_What you have to do_.
Rewrite the listing below, swapping every "detached" for "terraced" and leaving everything else the same.

▽

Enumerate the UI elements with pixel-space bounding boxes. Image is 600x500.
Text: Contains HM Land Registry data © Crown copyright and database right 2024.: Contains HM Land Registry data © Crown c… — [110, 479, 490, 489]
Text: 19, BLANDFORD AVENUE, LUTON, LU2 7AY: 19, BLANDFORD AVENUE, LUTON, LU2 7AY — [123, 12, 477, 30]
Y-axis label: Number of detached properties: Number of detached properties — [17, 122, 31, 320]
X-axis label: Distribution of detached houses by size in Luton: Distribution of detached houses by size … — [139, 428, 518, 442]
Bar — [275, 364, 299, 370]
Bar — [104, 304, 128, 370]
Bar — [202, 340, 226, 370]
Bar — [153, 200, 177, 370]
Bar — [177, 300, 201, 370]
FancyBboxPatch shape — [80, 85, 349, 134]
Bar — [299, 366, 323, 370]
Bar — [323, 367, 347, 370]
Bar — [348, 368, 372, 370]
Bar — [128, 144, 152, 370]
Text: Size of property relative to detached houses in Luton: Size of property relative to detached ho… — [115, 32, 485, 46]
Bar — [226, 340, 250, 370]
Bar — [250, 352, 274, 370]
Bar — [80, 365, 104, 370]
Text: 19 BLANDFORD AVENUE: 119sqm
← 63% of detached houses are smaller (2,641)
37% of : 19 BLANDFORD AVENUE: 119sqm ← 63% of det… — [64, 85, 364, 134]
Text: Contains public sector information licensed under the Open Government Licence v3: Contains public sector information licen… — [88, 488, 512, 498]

△

_Output below_.
Enumerate the UI elements with pixel-space bounding boxes. Image is 600x500.
Text: Contains HM Land Registry data © Crown copyright and database right 2024.: Contains HM Land Registry data © Crown c… — [110, 479, 490, 489]
Text: 19, BLANDFORD AVENUE, LUTON, LU2 7AY: 19, BLANDFORD AVENUE, LUTON, LU2 7AY — [123, 12, 477, 30]
Y-axis label: Number of terraced properties: Number of terraced properties — [17, 122, 31, 320]
X-axis label: Distribution of terraced houses by size in Luton: Distribution of terraced houses by size … — [139, 428, 518, 442]
Bar — [275, 364, 299, 370]
Bar — [104, 304, 128, 370]
Bar — [202, 340, 226, 370]
Bar — [153, 200, 177, 370]
Bar — [177, 300, 201, 370]
FancyBboxPatch shape — [80, 85, 349, 134]
Bar — [299, 366, 323, 370]
Bar — [323, 367, 347, 370]
Bar — [348, 368, 372, 370]
Bar — [128, 144, 152, 370]
Text: Size of property relative to terraced houses in Luton: Size of property relative to terraced ho… — [115, 32, 485, 46]
Bar — [226, 340, 250, 370]
Bar — [250, 352, 274, 370]
Bar — [80, 365, 104, 370]
Text: 19 BLANDFORD AVENUE: 119sqm
← 63% of terraced houses are smaller (2,641)
37% of : 19 BLANDFORD AVENUE: 119sqm ← 63% of det… — [64, 85, 364, 134]
Text: Contains public sector information licensed under the Open Government Licence v3: Contains public sector information licen… — [88, 488, 512, 498]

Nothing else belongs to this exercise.